» **Given instruction**
Transcribe each line exactly.

----- Entries supplied

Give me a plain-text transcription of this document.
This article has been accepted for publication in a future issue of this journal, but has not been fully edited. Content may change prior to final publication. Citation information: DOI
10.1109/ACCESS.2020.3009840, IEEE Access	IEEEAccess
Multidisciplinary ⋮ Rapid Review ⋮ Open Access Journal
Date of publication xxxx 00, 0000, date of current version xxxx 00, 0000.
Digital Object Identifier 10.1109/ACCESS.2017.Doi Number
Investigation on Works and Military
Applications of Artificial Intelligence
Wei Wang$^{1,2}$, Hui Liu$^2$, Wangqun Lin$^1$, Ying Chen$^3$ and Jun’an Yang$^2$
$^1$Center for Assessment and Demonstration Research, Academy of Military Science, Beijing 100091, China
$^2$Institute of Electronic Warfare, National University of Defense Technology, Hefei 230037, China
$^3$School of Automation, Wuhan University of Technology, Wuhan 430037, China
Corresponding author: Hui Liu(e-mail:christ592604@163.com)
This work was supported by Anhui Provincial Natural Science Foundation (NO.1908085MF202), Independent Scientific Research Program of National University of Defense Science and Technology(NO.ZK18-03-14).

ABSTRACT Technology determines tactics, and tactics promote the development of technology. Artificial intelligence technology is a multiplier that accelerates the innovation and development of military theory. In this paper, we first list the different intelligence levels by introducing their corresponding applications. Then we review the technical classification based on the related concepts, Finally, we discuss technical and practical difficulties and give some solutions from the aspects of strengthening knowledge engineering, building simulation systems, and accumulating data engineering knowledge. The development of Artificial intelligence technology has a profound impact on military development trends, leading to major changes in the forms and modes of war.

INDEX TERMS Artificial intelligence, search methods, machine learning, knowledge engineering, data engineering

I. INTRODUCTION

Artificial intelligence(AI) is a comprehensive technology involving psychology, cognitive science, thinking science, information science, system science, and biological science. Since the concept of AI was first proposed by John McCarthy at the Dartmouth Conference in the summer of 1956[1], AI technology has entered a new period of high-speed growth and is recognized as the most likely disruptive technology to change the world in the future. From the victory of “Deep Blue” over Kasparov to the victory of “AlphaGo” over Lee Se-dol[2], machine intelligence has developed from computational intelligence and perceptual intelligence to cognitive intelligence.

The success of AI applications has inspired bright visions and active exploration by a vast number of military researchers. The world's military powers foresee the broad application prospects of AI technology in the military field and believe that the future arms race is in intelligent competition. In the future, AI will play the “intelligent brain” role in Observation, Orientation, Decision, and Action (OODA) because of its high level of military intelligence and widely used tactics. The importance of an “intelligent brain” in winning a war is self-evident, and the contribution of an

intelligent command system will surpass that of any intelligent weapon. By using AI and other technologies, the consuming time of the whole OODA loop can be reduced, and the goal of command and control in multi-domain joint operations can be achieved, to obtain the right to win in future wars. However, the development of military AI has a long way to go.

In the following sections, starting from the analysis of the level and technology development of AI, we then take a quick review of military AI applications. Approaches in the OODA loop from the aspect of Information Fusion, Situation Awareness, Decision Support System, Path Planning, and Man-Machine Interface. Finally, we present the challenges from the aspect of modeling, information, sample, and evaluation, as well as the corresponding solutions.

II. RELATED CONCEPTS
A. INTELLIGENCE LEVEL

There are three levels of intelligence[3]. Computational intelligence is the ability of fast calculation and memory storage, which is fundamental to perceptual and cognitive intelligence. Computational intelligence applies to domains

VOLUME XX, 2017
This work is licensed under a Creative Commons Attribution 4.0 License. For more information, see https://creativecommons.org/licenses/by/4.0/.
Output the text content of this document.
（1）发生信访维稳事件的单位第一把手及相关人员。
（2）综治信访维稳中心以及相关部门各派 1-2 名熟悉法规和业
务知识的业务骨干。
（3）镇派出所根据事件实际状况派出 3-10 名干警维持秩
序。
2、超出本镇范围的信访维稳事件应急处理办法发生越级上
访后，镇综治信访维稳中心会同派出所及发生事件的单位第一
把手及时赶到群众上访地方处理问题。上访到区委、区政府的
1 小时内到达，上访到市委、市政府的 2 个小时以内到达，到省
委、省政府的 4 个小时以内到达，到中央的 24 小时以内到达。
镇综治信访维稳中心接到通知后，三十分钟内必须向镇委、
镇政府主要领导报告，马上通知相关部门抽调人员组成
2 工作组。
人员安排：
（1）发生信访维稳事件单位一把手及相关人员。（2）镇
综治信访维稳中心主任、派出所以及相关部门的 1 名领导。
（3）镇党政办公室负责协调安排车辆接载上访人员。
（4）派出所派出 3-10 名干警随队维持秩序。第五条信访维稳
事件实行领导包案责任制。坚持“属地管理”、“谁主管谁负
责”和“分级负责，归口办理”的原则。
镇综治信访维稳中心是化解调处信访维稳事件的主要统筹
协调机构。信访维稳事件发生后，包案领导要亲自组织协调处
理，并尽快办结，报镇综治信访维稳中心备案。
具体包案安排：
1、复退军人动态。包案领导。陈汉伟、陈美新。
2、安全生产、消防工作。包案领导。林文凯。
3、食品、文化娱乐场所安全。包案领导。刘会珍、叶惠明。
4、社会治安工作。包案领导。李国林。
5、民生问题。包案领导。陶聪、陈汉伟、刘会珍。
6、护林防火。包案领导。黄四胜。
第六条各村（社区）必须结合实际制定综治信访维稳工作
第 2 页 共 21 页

----------

» **Written reply**
Give me a plain-text transcription of this document.
This article has been accepted for publication in a future issue of this journal, but has not been fully edited. Content may change prior to final publication. Citation information: DOI
10.1109/ACCESS.2020.3009840, IEEE Access	IEEEAccess
Multidisciplinary ⋮ Rapid Review ⋮ Open Access Journal
Date of publication xxxx 00, 0000, date of current version xxxx 00, 0000.
Digital Object Identifier 10.1109/ACCESS.2017.Doi Number
Investigation on Works and Military
Applications of Artificial Intelligence
Wei Wang$^{1,2}$, Hui Liu$^2$, Wangqun Lin$^1$, Ying Chen$^3$ and Jun’an Yang$^2$
$^1$Center for Assessment and Demonstration Research, Academy of Military Science, Beijing 100091, China
$^2$Institute of Electronic Warfare, National University of Defense Technology, Hefei 230037, China
$^3$School of Automation, Wuhan University of Technology, Wuhan 430037, China
Corresponding author: Hui Liu(e-mail:christ592604@163.com)
This work was supported by Anhui Provincial Natural Science Foundation (NO.1908085MF202), Independent Scientific Research Program of National University of Defense Science and Technology(NO.ZK18-03-14).

ABSTRACT Technology determines tactics, and tactics promote the development of technology. Artificial intelligence technology is a multiplier that accelerates the innovation and development of military theory. In this paper, we first list the different intelligence levels by introducing their corresponding applications. Then we review the technical classification based on the related concepts, Finally, we discuss technical and practical difficulties and give some solutions from the aspects of strengthening knowledge engineering, building simulation systems, and accumulating data engineering knowledge. The development of Artificial intelligence technology has a profound impact on military development trends, leading to major changes in the forms and modes of war.

INDEX TERMS Artificial intelligence, search methods, machine learning, knowledge engineering, data engineering

I. INTRODUCTION

Artificial intelligence(AI) is a comprehensive technology involving psychology, cognitive science, thinking science, information science, system science, and biological science. Since the concept of AI was first proposed by John McCarthy at the Dartmouth Conference in the summer of 1956[1], AI technology has entered a new period of high-speed growth and is recognized as the most likely disruptive technology to change the world in the future. From the victory of “Deep Blue” over Kasparov to the victory of “AlphaGo” over Lee Se-dol[2], machine intelligence has developed from computational intelligence and perceptual intelligence to cognitive intelligence.

The success of AI applications has inspired bright visions and active exploration by a vast number of military researchers. The world's military powers foresee the broad application prospects of AI technology in the military field and believe that the future arms race is in intelligent competition. In the future, AI will play the “intelligent brain” role in Observation, Orientation, Decision, and Action (OODA) because of its high level of military intelligence and widely used tactics. The importance of an “intelligent brain” in winning a war is self-evident, and the contribution of an

intelligent command system will surpass that of any intelligent weapon. By using AI and other technologies, the consuming time of the whole OODA loop can be reduced, and the goal of command and control in multi-domain joint operations can be achieved, to obtain the right to win in future wars. However, the development of military AI has a long way to go.

In the following sections, starting from the analysis of the level and technology development of AI, we then take a quick review of military AI applications. Approaches in the OODA loop from the aspect of Information Fusion, Situation Awareness, Decision Support System, Path Planning, and Man-Machine Interface. Finally, we present the challenges from the aspect of modeling, information, sample, and evaluation, as well as the corresponding solutions.

II. RELATED CONCEPTS
A. INTELLIGENCE LEVEL

There are three levels of intelligence[3]. Computational intelligence is the ability of fast calculation and memory storage, which is fundamental to perceptual and cognitive intelligence. Computational intelligence applies to domains

VOLUME XX, 2017
This work is licensed under a Creative Commons Attribution 4.0 License. For more information, see https://creativecommons.org/licenses/by/4.0/.
Output the text content of this document.
（1）发生信访维稳事件的单位第一把手及相关人员。
（2）综治信访维稳中心以及相关部门各派 1-2 名熟悉法规和业
务知识的业务骨干。
（3）镇派出所根据事件实际状况派出 3-10 名干警维持秩
序。
2、超出本镇范围的信访维稳事件应急处理办法发生越级上
访后，镇综治信访维稳中心会同派出所及发生事件的单位第一
把手及时赶到群众上访地方处理问题。上访到区委、区政府的
1 小时内到达，上访到市委、市政府的 2 个小时以内到达，到省
委、省政府的 4 个小时以内到达，到中央的 24 小时以内到达。
镇综治信访维稳中心接到通知后，三十分钟内必须向镇委、
镇政府主要领导报告，马上通知相关部门抽调人员组成
2 工作组。
人员安排：
（1）发生信访维稳事件单位一把手及相关人员。（2）镇
综治信访维稳中心主任、派出所以及相关部门的 1 名领导。
（3）镇党政办公室负责协调安排车辆接载上访人员。
（4）派出所派出 3-10 名干警随队维持秩序。第五条信访维稳
事件实行领导包案责任制。坚持“属地管理”、“谁主管谁负
责”和“分级负责，归口办理”的原则。
镇综治信访维稳中心是化解调处信访维稳事件的主要统筹
协调机构。信访维稳事件发生后，包案领导要亲自组织协调处
理，并尽快办结，报镇综治信访维稳中心备案。
具体包案安排：
1、复退军人动态。包案领导。陈汉伟、陈美新。
2、安全生产、消防工作。包案领导。林文凯。
3、食品、文化娱乐场所安全。包案领导。刘会珍、叶惠明。
4、社会治安工作。包案领导。李国林。
5、民生问题。包案领导。陶聪、陈汉伟、刘会珍。
6、护林防火。包案领导。黄四胜。
第六条各村（社区）必须结合实际制定综治信访维稳工作
第 2 页 共 21 页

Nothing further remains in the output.